▸ **ITEMS**:
• • • • •

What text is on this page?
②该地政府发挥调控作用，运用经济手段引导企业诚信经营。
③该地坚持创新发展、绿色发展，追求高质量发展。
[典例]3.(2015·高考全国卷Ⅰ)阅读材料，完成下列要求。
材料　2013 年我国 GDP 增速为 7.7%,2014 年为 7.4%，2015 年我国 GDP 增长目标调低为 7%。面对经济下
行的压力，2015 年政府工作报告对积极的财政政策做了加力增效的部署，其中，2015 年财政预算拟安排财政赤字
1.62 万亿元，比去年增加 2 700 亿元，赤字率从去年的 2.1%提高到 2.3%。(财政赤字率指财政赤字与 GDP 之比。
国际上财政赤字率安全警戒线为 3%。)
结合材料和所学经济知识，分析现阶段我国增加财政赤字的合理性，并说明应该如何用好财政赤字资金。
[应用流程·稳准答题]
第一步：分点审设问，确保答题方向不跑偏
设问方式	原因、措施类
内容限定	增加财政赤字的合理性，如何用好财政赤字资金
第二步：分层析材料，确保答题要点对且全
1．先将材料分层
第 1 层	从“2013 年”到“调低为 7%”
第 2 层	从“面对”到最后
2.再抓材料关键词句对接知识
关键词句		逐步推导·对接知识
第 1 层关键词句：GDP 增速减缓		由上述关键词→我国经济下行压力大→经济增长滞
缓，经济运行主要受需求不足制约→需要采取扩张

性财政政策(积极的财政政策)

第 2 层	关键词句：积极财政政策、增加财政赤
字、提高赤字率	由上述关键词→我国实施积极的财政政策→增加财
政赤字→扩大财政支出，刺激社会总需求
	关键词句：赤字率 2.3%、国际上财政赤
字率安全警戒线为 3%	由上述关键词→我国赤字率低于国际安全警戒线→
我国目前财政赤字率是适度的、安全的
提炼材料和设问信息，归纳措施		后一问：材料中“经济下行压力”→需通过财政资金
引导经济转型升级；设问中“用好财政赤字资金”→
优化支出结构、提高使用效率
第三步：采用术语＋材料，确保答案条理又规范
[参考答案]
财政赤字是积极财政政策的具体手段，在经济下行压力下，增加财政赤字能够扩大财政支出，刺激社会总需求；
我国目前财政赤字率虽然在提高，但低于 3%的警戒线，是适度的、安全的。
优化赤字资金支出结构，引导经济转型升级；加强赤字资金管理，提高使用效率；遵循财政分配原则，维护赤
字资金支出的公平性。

• • • • •

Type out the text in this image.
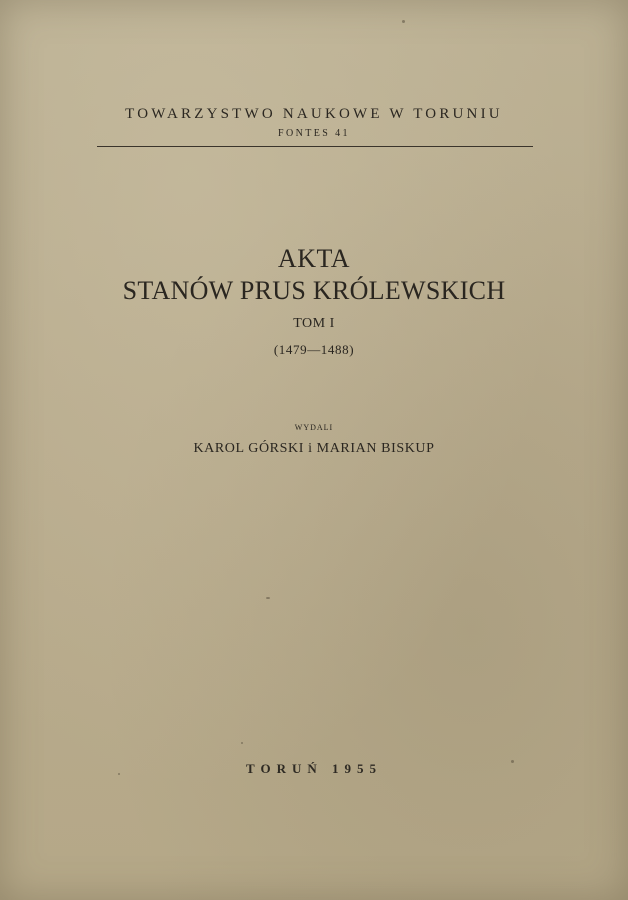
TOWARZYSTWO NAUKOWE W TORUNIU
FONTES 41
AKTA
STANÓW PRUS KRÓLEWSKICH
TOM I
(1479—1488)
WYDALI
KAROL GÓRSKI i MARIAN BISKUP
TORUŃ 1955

• • • • •

▸ **WHAT YOU ARE ASKED TO DO**:
Report how many lines of the data contain the word "this", using the number alone.

▸ **TASK SOLUTION**:
2